Start of Provided material

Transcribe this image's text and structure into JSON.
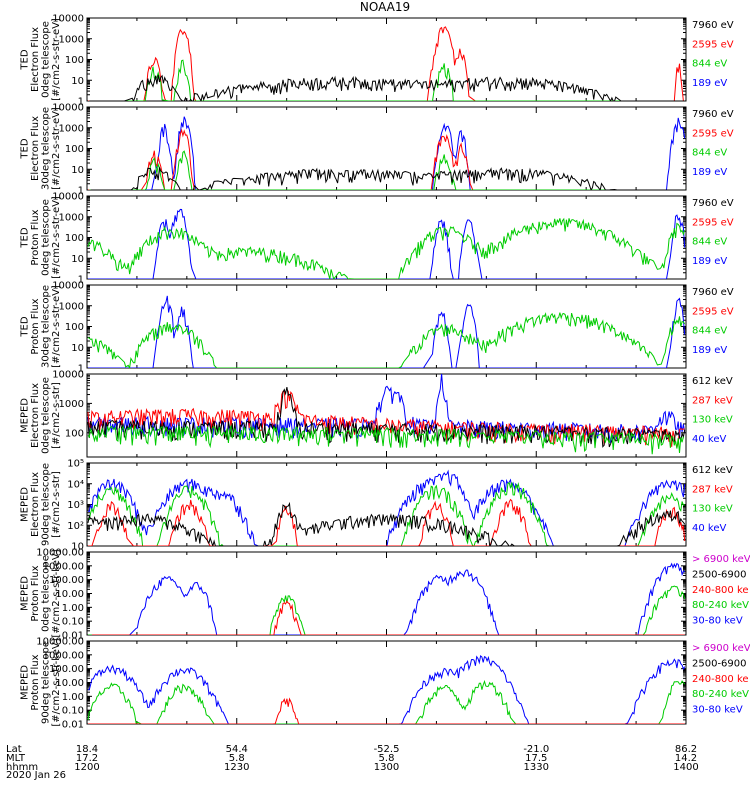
{
  "title": "NOAA19",
  "date_label": "2020 Jan 26",
  "chart_data": [
    {
      "type": "line",
      "id": "p1",
      "ylabel": [
        "TED",
        "Electron Flux",
        "0deg telescope",
        "[#/cm2-s-str-eV]"
      ],
      "ylim": [
        1,
        10000
      ],
      "yscale": "log",
      "y_ticks": [
        "1",
        "10",
        "100",
        "1000",
        "10000"
      ],
      "legend": [
        {
          "label": "7960 eV",
          "color": "#000000"
        },
        {
          "label": "2595 eV",
          "color": "#ff0000"
        },
        {
          "label": "844 eV",
          "color": "#00cc00"
        },
        {
          "label": "189 eV",
          "color": "#0000ff"
        }
      ],
      "series": [
        {
          "color": "#ff0000",
          "bumps": [
            [
              1213.5,
              0.7,
              80
            ],
            [
              1219.2,
              0.6,
              3000
            ],
            [
              1311.5,
              0.8,
              3000
            ],
            [
              1314.8,
              0.6,
              200
            ],
            [
              1358.5,
              0.3,
              60
            ]
          ]
        },
        {
          "color": "#00cc00",
          "bumps": [
            [
              1213.5,
              0.7,
              30
            ],
            [
              1219.2,
              0.6,
              60
            ],
            [
              1311.5,
              0.8,
              40
            ]
          ]
        },
        {
          "color": "#000000",
          "bumps": [
            [
              1213.5,
              2,
              12
            ],
            [
              1250,
              15,
              8
            ],
            [
              1325,
              10,
              8
            ]
          ]
        }
      ],
      "flag": {
        "stroke": 1.0
      }
    },
    {
      "type": "line",
      "id": "p2",
      "ylabel": [
        "TED",
        "Electron Flux",
        "30deg telescope",
        "[#/cm2-s-str-eV]"
      ],
      "ylim": [
        1,
        10000
      ],
      "yscale": "log",
      "y_ticks": [
        "1",
        "10",
        "100",
        "1000",
        "10000"
      ],
      "legend": [
        {
          "label": "7960 eV",
          "color": "#000000"
        },
        {
          "label": "2595 eV",
          "color": "#ff0000"
        },
        {
          "label": "844 eV",
          "color": "#00cc00"
        },
        {
          "label": "189 eV",
          "color": "#0000ff"
        }
      ],
      "series": [
        {
          "color": "#0000ff",
          "bumps": [
            [
              1215.5,
              0.5,
              1000
            ],
            [
              1219.5,
              0.6,
              2000
            ],
            [
              1311.8,
              0.7,
              1000
            ],
            [
              1315,
              0.5,
              500
            ],
            [
              1358.5,
              0.6,
              2000
            ]
          ]
        },
        {
          "color": "#ff0000",
          "bumps": [
            [
              1213.5,
              0.7,
              50
            ],
            [
              1219.2,
              0.6,
              800
            ],
            [
              1311.5,
              0.8,
              300
            ],
            [
              1315,
              0.6,
              100
            ]
          ]
        },
        {
          "color": "#00cc00",
          "bumps": [
            [
              1213.5,
              0.7,
              20
            ],
            [
              1219.2,
              0.6,
              50
            ],
            [
              1311.5,
              0.8,
              30
            ]
          ]
        },
        {
          "color": "#000000",
          "bumps": [
            [
              1213.5,
              2,
              8
            ],
            [
              1250,
              15,
              6
            ],
            [
              1325,
              10,
              6
            ]
          ]
        }
      ]
    },
    {
      "type": "line",
      "id": "p3",
      "ylabel": [
        "TED",
        "Proton Flux",
        "0deg telescope",
        "[#/cm2-s-str-eV]"
      ],
      "ylim": [
        1,
        10000
      ],
      "yscale": "log",
      "y_ticks": [
        "1",
        "10",
        "100",
        "1000",
        "10000"
      ],
      "legend": [
        {
          "label": "7960 eV",
          "color": "#000000"
        },
        {
          "label": "2595 eV",
          "color": "#ff0000"
        },
        {
          "label": "844 eV",
          "color": "#00cc00"
        },
        {
          "label": "189 eV",
          "color": "#0000ff"
        }
      ],
      "series": [
        {
          "color": "#0000ff",
          "bumps": [
            [
              1215.5,
              0.6,
              500
            ],
            [
              1218.5,
              0.7,
              2000
            ],
            [
              1311,
              0.6,
              600
            ],
            [
              1316.5,
              0.6,
              500
            ],
            [
              1358.5,
              0.5,
              1500
            ]
          ]
        },
        {
          "color": "#00cc00",
          "bumps": [
            [
              1200,
              3,
              50
            ],
            [
              1217,
              3,
              200
            ],
            [
              1232,
              8,
              20
            ],
            [
              1312,
              3,
              200
            ],
            [
              1335,
              6,
              500
            ],
            [
              1358.5,
              1,
              300
            ]
          ]
        }
      ]
    },
    {
      "type": "line",
      "id": "p4",
      "ylabel": [
        "TED",
        "Proton Flux",
        "30deg telescope",
        "[#/cm2-s-str-eV]"
      ],
      "ylim": [
        1,
        10000
      ],
      "yscale": "log",
      "y_ticks": [
        "1",
        "10",
        "100",
        "1000",
        "10000"
      ],
      "legend": [
        {
          "label": "7960 eV",
          "color": "#000000"
        },
        {
          "label": "2595 eV",
          "color": "#ff0000"
        },
        {
          "label": "844 eV",
          "color": "#00cc00"
        },
        {
          "label": "189 eV",
          "color": "#0000ff"
        }
      ],
      "series": [
        {
          "color": "#0000ff",
          "bumps": [
            [
              1215.8,
              0.6,
              2000
            ],
            [
              1219,
              0.6,
              600
            ],
            [
              1311,
              0.6,
              400
            ],
            [
              1316.5,
              0.6,
              800
            ],
            [
              1358.5,
              0.5,
              1500
            ]
          ]
        },
        {
          "color": "#00cc00",
          "bumps": [
            [
              1200,
              3,
              20
            ],
            [
              1217,
              3,
              100
            ],
            [
              1312,
              3,
              80
            ],
            [
              1335,
              6,
              300
            ],
            [
              1358.5,
              1,
              200
            ]
          ]
        }
      ]
    },
    {
      "type": "line",
      "id": "p5",
      "ylabel": [
        "MEPED",
        "Electron Flux",
        "0deg telescope",
        "[#/cm2-s-str]"
      ],
      "ylim": [
        15,
        10000
      ],
      "yscale": "log",
      "y_ticks": [
        "100",
        "1000",
        "10000"
      ],
      "legend": [
        {
          "label": "612 keV",
          "color": "#000000"
        },
        {
          "label": "287 keV",
          "color": "#ff0000"
        },
        {
          "label": "130 keV",
          "color": "#00cc00"
        },
        {
          "label": "40 keV",
          "color": "#0000ff"
        }
      ],
      "series": [
        {
          "color": "#0000ff",
          "bumps": [
            [
              1200,
              100,
              200
            ],
            [
              1301,
              1.5,
              2500
            ],
            [
              1311,
              0.5,
              6000
            ],
            [
              1356,
              1.5,
              250
            ]
          ]
        },
        {
          "color": "#ff0000",
          "bumps": [
            [
              1200,
              100,
              180
            ],
            [
              1220,
              20,
              200
            ],
            [
              1240,
              1.2,
              1500
            ]
          ]
        },
        {
          "color": "#000000",
          "bumps": [
            [
              1200,
              100,
              150
            ],
            [
              1240,
              0.8,
              2000
            ]
          ]
        },
        {
          "color": "#00cc00",
          "bumps": [
            [
              1200,
              100,
              100
            ]
          ]
        }
      ]
    },
    {
      "type": "line",
      "id": "p6",
      "ylabel": [
        "MEPED",
        "Electron Flux",
        "90deg telescope",
        "[#/cm2-s-str]"
      ],
      "ylim": [
        10,
        100000
      ],
      "yscale": "log",
      "y_ticks": [
        "10",
        "10²",
        "10³",
        "10⁴",
        "10⁵"
      ],
      "legend": [
        {
          "label": "612 keV",
          "color": "#000000"
        },
        {
          "label": "287 keV",
          "color": "#ff0000"
        },
        {
          "label": "130 keV",
          "color": "#00cc00"
        },
        {
          "label": "40 keV",
          "color": "#0000ff"
        }
      ],
      "series": [
        {
          "color": "#0000ff",
          "bumps": [
            [
              1205,
              2,
              10000
            ],
            [
              1220.5,
              2.5,
              10000
            ],
            [
              1227,
              2,
              3000
            ],
            [
              1309,
              2.5,
              10000
            ],
            [
              1312.5,
              1.5,
              20000
            ],
            [
              1324,
              2.5,
              10000
            ],
            [
              1357,
              2.5,
              10000
            ]
          ]
        },
        {
          "color": "#00cc00",
          "bumps": [
            [
              1205,
              1.8,
              5000
            ],
            [
              1220.5,
              1.8,
              5000
            ],
            [
              1310,
              2,
              5000
            ],
            [
              1325,
              2,
              8000
            ],
            [
              1357,
              2,
              2000
            ]
          ]
        },
        {
          "color": "#ff0000",
          "bumps": [
            [
              1205,
              1.2,
              800
            ],
            [
              1220.5,
              1.3,
              1000
            ],
            [
              1240,
              0.8,
              500
            ],
            [
              1310,
              1.2,
              800
            ],
            [
              1325,
              1.3,
              1000
            ],
            [
              1357,
              1.2,
              500
            ]
          ]
        },
        {
          "color": "#000000",
          "bumps": [
            [
              1200,
              2,
              200
            ],
            [
              1211,
              6,
              200
            ],
            [
              1240,
              1,
              800
            ],
            [
              1300,
              10,
              200
            ],
            [
              1357,
              4,
              300
            ]
          ]
        }
      ]
    },
    {
      "type": "line",
      "id": "p7",
      "ylabel": [
        "MEPED",
        "Proton Flux",
        "0deg telescope",
        "[#/cm2-s-str-keV]"
      ],
      "ylim": [
        0.01,
        10000
      ],
      "yscale": "log",
      "y_ticks": [
        "0.01",
        "0.10",
        "1.00",
        "10.00",
        "100.00",
        "1000.00",
        "10000.00"
      ],
      "legend": [
        {
          "label": "> 6900 keV",
          "color": "#cc00cc"
        },
        {
          "label": "2500-6900",
          "color": "#000000"
        },
        {
          "label": "240-800 ke",
          "color": "#ff0000"
        },
        {
          "label": "80-240 keV",
          "color": "#00cc00"
        },
        {
          "label": "30-80 keV",
          "color": "#0000ff"
        }
      ],
      "series": [
        {
          "color": "#0000ff",
          "bumps": [
            [
              1216,
              1.5,
              100
            ],
            [
              1222,
              1,
              40
            ],
            [
              1310.5,
              1.5,
              120
            ],
            [
              1315.5,
              1.5,
              400
            ],
            [
              1357.5,
              1.5,
              1000
            ]
          ]
        },
        {
          "color": "#00cc00",
          "bumps": [
            [
              1240,
              1,
              5
            ],
            [
              1357.5,
              1.5,
              20
            ]
          ]
        },
        {
          "color": "#ff0000",
          "bumps": [
            [
              1240,
              0.8,
              2
            ]
          ]
        }
      ]
    },
    {
      "type": "line",
      "id": "p8",
      "ylabel": [
        "MEPED",
        "Proton Flux",
        "90deg telescope",
        "[#/cm2-s-str-keV]"
      ],
      "ylim": [
        0.01,
        10000
      ],
      "yscale": "log",
      "y_ticks": [
        "0.01",
        "0.10",
        "1.00",
        "10.00",
        "100.00",
        "1000.00",
        "10000.00"
      ],
      "legend": [
        {
          "label": "> 6900 keV",
          "color": "#cc00cc"
        },
        {
          "label": "2500-6900",
          "color": "#000000"
        },
        {
          "label": "240-800 ke",
          "color": "#ff0000"
        },
        {
          "label": "80-240 keV",
          "color": "#00cc00"
        },
        {
          "label": "30-80 keV",
          "color": "#0000ff"
        }
      ],
      "series": [
        {
          "color": "#0000ff",
          "bumps": [
            [
              1205,
              2,
              100
            ],
            [
              1219.5,
              2,
              80
            ],
            [
              1311.5,
              2,
              60
            ],
            [
              1319,
              2,
              500
            ],
            [
              1357.5,
              2,
              300
            ]
          ]
        },
        {
          "color": "#00cc00",
          "bumps": [
            [
              1205,
              1.5,
              5
            ],
            [
              1219.5,
              1.5,
              5
            ],
            [
              1311.5,
              1.5,
              4
            ],
            [
              1320,
              1.5,
              8
            ],
            [
              1358.5,
              1,
              10
            ]
          ]
        },
        {
          "color": "#ff0000",
          "bumps": [
            [
              1240,
              0.8,
              0.5
            ]
          ]
        }
      ]
    }
  ],
  "x_axis": {
    "row_labels": [
      "Lat",
      "MLT",
      "hhmm"
    ],
    "ticks": [
      {
        "lat": "18.4",
        "mlt": "17.2",
        "hhmm": "1200"
      },
      {
        "lat": "54.4",
        "mlt": "5.8",
        "hhmm": "1230"
      },
      {
        "lat": "-52.5",
        "mlt": "5.8",
        "hhmm": "1300"
      },
      {
        "lat": "-21.0",
        "mlt": "17.5",
        "hhmm": "1330"
      },
      {
        "lat": "86.2",
        "mlt": "14.2",
        "hhmm": "1400"
      }
    ]
  }
}
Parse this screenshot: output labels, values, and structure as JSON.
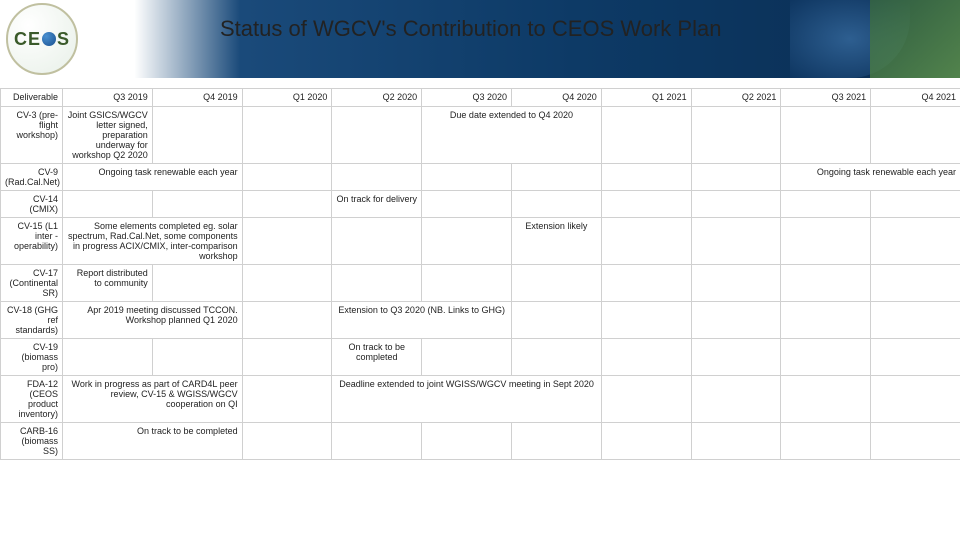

End of Provided material

*Exercise brief*. Tally the lines above that contain the word "structure", and reply with only the number.

*Solution to this problem*. 2